Saved entries
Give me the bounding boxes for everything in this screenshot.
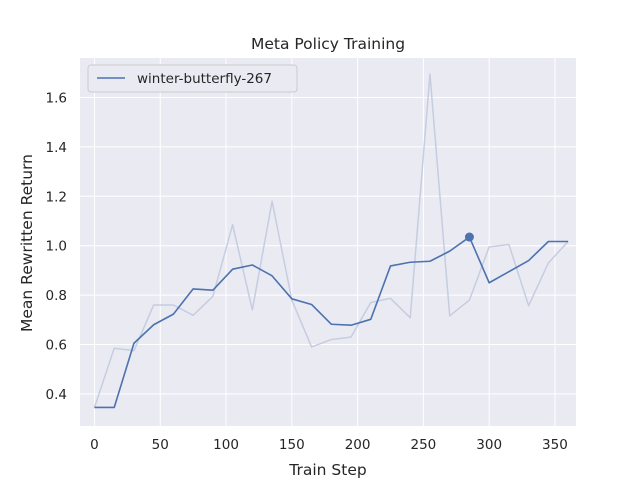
x-tick-label: 300 <box>476 437 502 453</box>
y-tick-label: 0.8 <box>46 288 67 304</box>
x-tick-label: 50 <box>152 437 169 453</box>
x-tick-label: 250 <box>410 437 436 453</box>
y-tick-label: 1.0 <box>46 239 67 255</box>
x-tick-labels: 0 50 100 150 200 250 300 350 <box>90 437 568 453</box>
legend-label: winter-butterfly-267 <box>137 71 272 87</box>
legend-box <box>87 64 298 93</box>
x-tick-label: 100 <box>213 437 239 453</box>
y-tick-label: 0.4 <box>46 387 67 403</box>
y-tick-label: 1.2 <box>46 189 67 205</box>
x-tick-label: 150 <box>279 437 305 453</box>
y-axis-label: Mean Rewritten Return <box>18 154 36 332</box>
grid-lines <box>80 58 576 426</box>
x-axis-label: Train Step <box>288 461 366 479</box>
highlight-point <box>464 232 474 242</box>
raw-series-line <box>93 73 569 408</box>
legend: winter-butterfly-267 <box>87 64 298 93</box>
y-tick-label: 0.6 <box>46 337 67 353</box>
x-tick-label: 0 <box>90 437 99 453</box>
plot-background <box>80 58 576 426</box>
chart-title: Meta Policy Training <box>251 35 405 53</box>
x-tick-label: 350 <box>542 437 568 453</box>
y-tick-label: 1.4 <box>46 140 67 156</box>
y-tick-label: 1.6 <box>46 91 67 107</box>
y-tick-labels: 0.4 0.6 0.8 1.0 1.2 1.4 1.6 <box>46 91 67 403</box>
x-tick-label: 200 <box>345 437 371 453</box>
smoothed-series-line <box>94 236 569 409</box>
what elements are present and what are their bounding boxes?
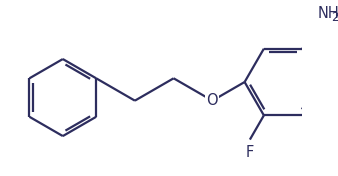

Exercise task
Rewrite all of the records above, replacing "highlight-point" with "marker-point" and leaving everything else unchanged. Omit the pictures from your answer.

Task result
Give me the bounding boxes for everything in this screenshot.
x-tick-label: 300 <box>476 437 502 453</box>
y-tick-label: 0.8 <box>46 288 67 304</box>
x-tick-label: 50 <box>152 437 169 453</box>
x-tick-label: 250 <box>410 437 436 453</box>
y-tick-label: 1.0 <box>46 239 67 255</box>
x-tick-labels: 0 50 100 150 200 250 300 350 <box>90 437 568 453</box>
legend-label: winter-butterfly-267 <box>137 71 272 87</box>
legend-box <box>87 64 298 93</box>
x-tick-label: 100 <box>213 437 239 453</box>
y-tick-label: 0.4 <box>46 387 67 403</box>
y-tick-label: 1.2 <box>46 189 67 205</box>
x-tick-label: 150 <box>279 437 305 453</box>
y-axis-label: Mean Rewritten Return <box>18 154 36 332</box>
grid-lines <box>80 58 576 426</box>
x-axis-label: Train Step <box>288 461 366 479</box>
marker-point <box>464 232 474 242</box>
raw-series-line <box>93 73 569 408</box>
legend: winter-butterfly-267 <box>87 64 298 93</box>
y-tick-label: 0.6 <box>46 337 67 353</box>
x-tick-label: 0 <box>90 437 99 453</box>
plot-background <box>80 58 576 426</box>
chart-title: Meta Policy Training <box>251 35 405 53</box>
x-tick-label: 350 <box>542 437 568 453</box>
y-tick-label: 1.4 <box>46 140 67 156</box>
y-tick-label: 1.6 <box>46 91 67 107</box>
y-tick-labels: 0.4 0.6 0.8 1.0 1.2 1.4 1.6 <box>46 91 67 403</box>
x-tick-label: 200 <box>345 437 371 453</box>
smoothed-series-line <box>94 236 569 409</box>
what elements are present and what are their bounding boxes?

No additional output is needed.